Using the data below, gather each line that includes the word "station".
#####
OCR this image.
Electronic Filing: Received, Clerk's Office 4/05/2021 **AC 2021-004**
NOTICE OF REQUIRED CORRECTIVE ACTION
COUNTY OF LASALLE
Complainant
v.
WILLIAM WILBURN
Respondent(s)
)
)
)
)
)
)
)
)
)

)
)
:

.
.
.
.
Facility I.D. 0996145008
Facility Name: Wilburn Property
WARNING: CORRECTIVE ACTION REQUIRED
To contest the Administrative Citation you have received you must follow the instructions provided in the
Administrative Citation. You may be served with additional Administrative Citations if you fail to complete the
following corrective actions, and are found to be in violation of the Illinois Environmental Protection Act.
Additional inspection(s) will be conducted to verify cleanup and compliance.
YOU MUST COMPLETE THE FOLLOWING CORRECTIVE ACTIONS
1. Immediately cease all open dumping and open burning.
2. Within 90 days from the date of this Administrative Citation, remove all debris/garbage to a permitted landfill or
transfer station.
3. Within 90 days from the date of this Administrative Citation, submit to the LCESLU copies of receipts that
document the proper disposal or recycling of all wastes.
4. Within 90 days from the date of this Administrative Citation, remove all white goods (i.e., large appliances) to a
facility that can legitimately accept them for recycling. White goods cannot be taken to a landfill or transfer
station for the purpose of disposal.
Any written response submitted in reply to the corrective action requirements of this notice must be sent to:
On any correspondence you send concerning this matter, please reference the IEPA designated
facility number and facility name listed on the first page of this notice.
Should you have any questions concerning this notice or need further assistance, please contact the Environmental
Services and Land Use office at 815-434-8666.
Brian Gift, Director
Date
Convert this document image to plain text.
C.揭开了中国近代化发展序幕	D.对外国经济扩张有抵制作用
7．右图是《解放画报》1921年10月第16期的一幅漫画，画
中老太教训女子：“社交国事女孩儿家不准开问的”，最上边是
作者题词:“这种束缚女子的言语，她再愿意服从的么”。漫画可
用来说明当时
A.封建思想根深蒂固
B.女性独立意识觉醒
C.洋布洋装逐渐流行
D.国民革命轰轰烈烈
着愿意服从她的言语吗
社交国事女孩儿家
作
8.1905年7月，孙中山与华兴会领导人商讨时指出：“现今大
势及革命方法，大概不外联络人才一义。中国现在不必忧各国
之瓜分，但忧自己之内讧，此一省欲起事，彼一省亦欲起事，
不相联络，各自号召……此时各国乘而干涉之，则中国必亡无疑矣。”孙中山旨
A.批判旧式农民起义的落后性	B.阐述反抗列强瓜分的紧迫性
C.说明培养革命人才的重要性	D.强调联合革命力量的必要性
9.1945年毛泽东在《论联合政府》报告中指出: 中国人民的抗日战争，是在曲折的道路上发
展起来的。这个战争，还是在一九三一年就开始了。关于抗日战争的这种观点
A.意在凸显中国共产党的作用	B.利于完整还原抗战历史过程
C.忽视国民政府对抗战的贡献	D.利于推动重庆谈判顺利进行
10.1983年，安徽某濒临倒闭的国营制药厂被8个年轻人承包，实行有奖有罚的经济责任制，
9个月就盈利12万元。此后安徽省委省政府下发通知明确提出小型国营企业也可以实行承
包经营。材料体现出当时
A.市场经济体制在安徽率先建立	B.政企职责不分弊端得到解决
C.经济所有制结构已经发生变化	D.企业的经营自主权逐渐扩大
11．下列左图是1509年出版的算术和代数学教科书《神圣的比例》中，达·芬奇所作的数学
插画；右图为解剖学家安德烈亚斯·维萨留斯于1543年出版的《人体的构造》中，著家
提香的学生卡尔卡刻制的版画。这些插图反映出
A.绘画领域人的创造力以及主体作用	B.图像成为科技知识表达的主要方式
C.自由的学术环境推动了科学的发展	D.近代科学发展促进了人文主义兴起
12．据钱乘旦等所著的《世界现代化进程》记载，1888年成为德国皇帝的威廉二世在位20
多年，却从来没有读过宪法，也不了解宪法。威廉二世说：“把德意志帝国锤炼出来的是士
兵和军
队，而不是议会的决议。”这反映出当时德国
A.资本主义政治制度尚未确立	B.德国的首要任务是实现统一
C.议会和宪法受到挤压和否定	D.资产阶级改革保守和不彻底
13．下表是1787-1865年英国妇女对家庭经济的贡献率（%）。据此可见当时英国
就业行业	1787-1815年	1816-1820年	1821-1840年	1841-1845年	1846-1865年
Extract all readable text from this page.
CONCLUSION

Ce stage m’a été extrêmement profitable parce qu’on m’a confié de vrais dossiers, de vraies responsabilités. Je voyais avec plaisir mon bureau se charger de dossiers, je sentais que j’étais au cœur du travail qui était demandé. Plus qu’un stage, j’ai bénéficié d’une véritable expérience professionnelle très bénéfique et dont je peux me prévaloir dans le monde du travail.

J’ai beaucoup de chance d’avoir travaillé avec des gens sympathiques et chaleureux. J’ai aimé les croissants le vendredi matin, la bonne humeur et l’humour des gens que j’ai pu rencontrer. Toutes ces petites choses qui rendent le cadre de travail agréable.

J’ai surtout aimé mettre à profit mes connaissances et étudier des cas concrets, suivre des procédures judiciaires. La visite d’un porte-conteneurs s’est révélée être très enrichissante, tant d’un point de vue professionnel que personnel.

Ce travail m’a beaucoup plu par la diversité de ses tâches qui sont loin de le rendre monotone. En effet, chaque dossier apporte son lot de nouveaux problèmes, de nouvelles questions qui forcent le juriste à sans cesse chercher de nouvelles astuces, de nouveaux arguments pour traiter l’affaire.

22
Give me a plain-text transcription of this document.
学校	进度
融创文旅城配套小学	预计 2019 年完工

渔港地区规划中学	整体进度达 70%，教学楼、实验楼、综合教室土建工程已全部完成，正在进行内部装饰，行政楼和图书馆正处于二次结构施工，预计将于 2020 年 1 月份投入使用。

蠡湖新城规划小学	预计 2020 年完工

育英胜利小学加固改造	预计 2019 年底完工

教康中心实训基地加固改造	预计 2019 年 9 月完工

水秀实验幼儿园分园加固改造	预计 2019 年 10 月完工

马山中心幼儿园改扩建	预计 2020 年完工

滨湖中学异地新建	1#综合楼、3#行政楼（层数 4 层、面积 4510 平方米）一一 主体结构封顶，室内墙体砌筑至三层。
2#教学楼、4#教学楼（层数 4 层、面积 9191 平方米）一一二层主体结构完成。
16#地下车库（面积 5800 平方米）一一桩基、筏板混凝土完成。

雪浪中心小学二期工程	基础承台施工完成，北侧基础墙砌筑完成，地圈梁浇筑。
#####
→ Solution to this exercise:
transfer station.
station for the purpose of disposal.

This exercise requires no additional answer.